## The exercise:
Find the lines containing "SPAZIALE" and say how many there are, with no other words.

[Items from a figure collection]
---*---
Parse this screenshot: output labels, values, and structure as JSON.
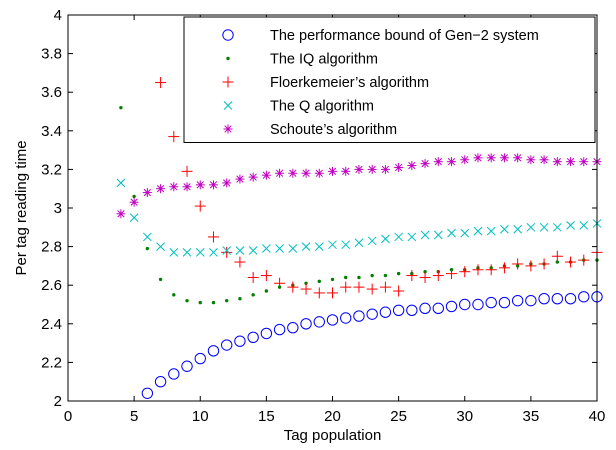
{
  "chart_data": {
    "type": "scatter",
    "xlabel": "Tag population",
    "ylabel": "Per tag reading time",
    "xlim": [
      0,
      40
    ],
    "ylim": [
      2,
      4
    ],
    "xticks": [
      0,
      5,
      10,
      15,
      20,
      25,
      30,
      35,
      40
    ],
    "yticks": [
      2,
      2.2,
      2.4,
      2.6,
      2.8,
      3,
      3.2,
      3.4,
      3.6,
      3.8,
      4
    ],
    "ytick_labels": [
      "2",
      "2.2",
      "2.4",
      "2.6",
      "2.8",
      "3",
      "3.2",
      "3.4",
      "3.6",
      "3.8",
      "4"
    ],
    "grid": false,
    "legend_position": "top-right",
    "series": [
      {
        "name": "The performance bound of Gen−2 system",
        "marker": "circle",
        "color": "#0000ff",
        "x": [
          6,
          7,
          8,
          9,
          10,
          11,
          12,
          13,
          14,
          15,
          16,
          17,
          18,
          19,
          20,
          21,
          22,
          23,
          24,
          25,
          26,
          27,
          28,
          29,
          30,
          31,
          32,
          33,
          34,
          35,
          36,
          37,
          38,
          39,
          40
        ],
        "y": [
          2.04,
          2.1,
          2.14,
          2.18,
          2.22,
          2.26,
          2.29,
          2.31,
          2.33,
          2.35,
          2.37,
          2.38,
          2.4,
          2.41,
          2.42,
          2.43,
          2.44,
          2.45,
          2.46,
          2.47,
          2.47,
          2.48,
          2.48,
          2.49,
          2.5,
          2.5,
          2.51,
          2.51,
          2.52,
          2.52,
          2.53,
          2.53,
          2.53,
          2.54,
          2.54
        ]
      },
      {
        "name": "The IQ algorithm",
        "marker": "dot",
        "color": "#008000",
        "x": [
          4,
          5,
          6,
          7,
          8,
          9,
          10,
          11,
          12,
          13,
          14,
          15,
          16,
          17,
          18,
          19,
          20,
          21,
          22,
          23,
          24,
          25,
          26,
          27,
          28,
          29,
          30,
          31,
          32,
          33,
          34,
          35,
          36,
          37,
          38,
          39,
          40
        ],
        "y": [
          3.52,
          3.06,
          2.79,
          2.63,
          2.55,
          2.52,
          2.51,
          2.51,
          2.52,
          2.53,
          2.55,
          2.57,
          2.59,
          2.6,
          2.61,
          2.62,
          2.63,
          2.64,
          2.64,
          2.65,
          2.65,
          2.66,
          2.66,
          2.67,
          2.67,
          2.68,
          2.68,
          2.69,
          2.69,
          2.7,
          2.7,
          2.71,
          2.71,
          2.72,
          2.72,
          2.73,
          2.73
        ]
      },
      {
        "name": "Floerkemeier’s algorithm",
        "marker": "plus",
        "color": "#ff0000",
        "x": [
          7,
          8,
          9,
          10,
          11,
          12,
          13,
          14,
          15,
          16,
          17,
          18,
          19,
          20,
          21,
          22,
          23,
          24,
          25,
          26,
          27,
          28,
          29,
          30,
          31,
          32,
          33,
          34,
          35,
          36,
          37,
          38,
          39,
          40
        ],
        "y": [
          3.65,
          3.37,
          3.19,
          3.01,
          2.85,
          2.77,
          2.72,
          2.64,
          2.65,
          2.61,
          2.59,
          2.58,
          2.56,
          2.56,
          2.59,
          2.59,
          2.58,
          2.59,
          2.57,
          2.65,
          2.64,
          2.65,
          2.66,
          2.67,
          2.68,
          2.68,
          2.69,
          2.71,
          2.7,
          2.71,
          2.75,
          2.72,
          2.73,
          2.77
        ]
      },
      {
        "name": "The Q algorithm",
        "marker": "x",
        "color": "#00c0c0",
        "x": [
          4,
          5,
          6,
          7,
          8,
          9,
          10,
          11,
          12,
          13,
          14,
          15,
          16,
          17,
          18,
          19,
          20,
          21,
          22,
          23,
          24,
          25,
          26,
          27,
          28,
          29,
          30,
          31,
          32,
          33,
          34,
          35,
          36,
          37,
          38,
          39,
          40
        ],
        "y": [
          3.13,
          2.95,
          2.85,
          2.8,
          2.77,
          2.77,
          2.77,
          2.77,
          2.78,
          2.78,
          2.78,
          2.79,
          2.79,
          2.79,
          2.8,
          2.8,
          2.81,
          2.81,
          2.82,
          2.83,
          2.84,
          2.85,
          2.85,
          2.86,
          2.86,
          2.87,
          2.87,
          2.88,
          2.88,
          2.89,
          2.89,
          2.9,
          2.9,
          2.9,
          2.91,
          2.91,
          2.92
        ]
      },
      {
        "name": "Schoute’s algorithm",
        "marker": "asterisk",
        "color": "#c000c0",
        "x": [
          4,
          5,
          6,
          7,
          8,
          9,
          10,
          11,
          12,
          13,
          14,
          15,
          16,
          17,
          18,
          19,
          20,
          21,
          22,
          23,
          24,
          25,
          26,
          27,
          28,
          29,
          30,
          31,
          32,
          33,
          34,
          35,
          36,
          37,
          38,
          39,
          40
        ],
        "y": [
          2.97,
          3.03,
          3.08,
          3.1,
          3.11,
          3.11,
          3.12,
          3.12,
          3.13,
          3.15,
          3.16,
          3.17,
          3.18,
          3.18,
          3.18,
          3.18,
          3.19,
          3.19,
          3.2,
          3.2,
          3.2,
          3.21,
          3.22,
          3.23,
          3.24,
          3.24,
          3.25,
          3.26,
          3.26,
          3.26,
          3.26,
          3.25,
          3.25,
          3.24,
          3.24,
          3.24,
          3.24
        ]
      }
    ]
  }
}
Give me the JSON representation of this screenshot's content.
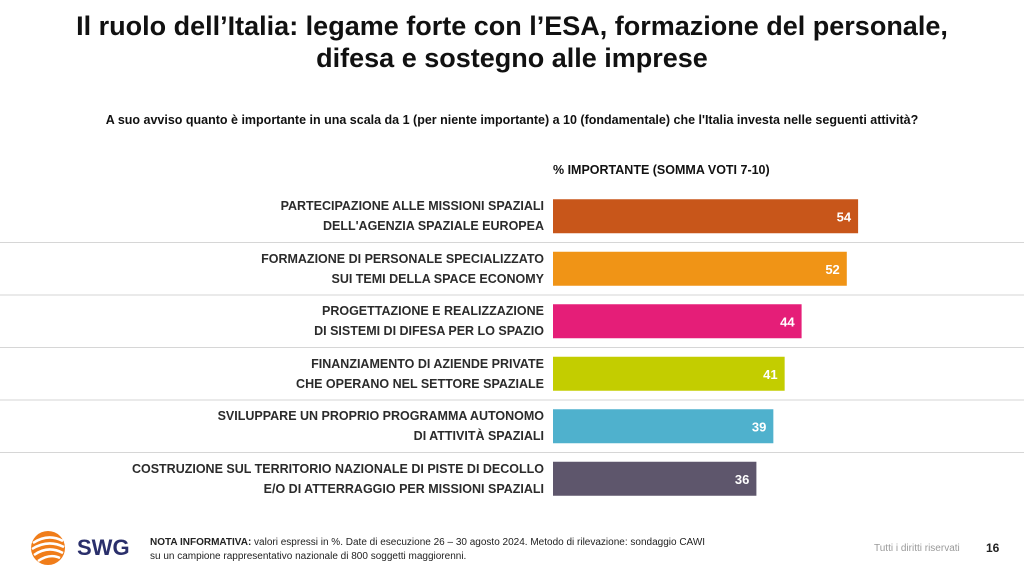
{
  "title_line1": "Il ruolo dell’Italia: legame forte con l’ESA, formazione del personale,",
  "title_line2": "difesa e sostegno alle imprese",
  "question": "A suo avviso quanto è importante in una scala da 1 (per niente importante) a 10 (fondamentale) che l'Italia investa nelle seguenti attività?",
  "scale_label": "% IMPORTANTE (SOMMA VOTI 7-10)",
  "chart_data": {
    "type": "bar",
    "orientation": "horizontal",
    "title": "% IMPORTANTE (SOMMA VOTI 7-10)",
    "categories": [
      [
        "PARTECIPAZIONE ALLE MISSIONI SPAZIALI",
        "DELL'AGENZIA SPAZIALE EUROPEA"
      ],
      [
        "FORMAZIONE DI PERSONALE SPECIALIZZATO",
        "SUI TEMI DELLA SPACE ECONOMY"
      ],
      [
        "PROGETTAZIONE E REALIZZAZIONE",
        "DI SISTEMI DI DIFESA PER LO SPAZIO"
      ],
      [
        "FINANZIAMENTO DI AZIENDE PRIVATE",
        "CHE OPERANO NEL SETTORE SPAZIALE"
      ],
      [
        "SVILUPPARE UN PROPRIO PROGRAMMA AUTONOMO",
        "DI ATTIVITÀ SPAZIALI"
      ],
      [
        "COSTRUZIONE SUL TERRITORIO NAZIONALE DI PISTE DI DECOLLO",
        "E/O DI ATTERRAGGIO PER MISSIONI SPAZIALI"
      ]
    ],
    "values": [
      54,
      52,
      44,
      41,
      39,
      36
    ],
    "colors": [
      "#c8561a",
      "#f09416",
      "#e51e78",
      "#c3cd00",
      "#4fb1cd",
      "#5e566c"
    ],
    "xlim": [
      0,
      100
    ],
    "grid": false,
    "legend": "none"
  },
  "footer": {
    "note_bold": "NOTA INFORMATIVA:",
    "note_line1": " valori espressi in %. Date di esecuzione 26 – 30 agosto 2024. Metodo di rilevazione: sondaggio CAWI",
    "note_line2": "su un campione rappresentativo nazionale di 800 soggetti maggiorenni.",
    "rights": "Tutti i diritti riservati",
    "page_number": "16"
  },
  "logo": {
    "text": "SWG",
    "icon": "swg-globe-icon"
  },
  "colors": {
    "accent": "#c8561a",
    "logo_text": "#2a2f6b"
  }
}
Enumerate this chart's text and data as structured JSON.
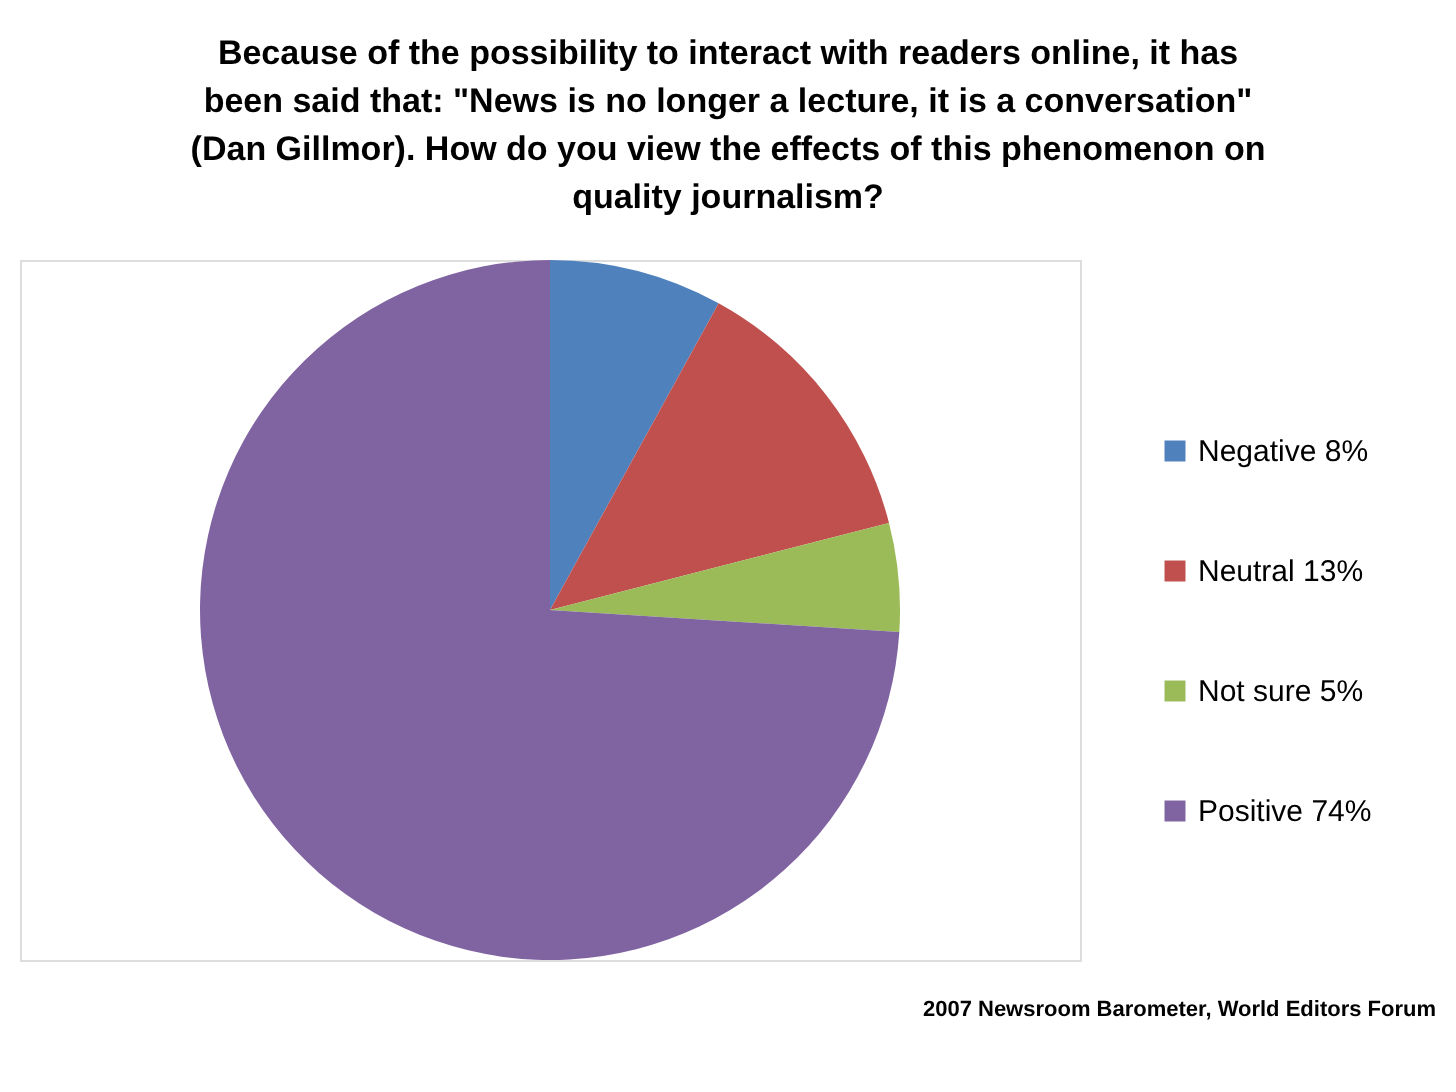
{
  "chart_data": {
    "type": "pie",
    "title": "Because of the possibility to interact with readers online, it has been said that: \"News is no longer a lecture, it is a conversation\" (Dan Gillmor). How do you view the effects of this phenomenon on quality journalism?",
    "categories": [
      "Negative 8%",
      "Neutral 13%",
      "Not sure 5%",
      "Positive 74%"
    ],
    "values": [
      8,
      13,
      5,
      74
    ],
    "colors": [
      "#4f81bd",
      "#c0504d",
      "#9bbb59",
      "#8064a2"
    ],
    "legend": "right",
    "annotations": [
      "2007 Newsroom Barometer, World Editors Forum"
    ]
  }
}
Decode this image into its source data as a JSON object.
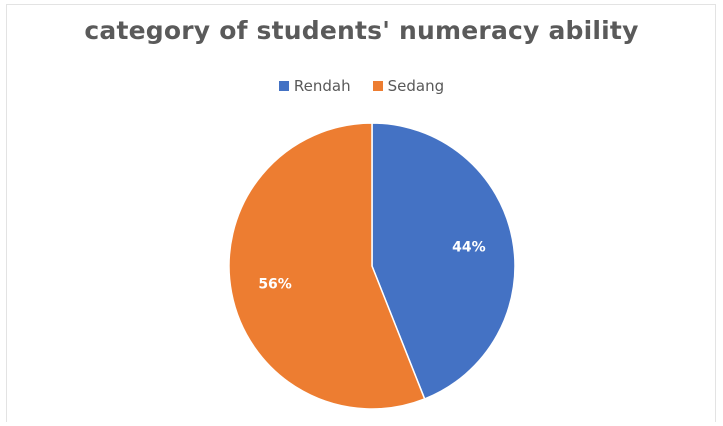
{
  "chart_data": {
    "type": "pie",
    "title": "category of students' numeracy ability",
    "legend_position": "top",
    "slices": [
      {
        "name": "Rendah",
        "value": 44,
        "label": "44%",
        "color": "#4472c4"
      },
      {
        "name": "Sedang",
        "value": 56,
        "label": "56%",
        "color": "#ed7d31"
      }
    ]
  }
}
---*---
## The answer:
2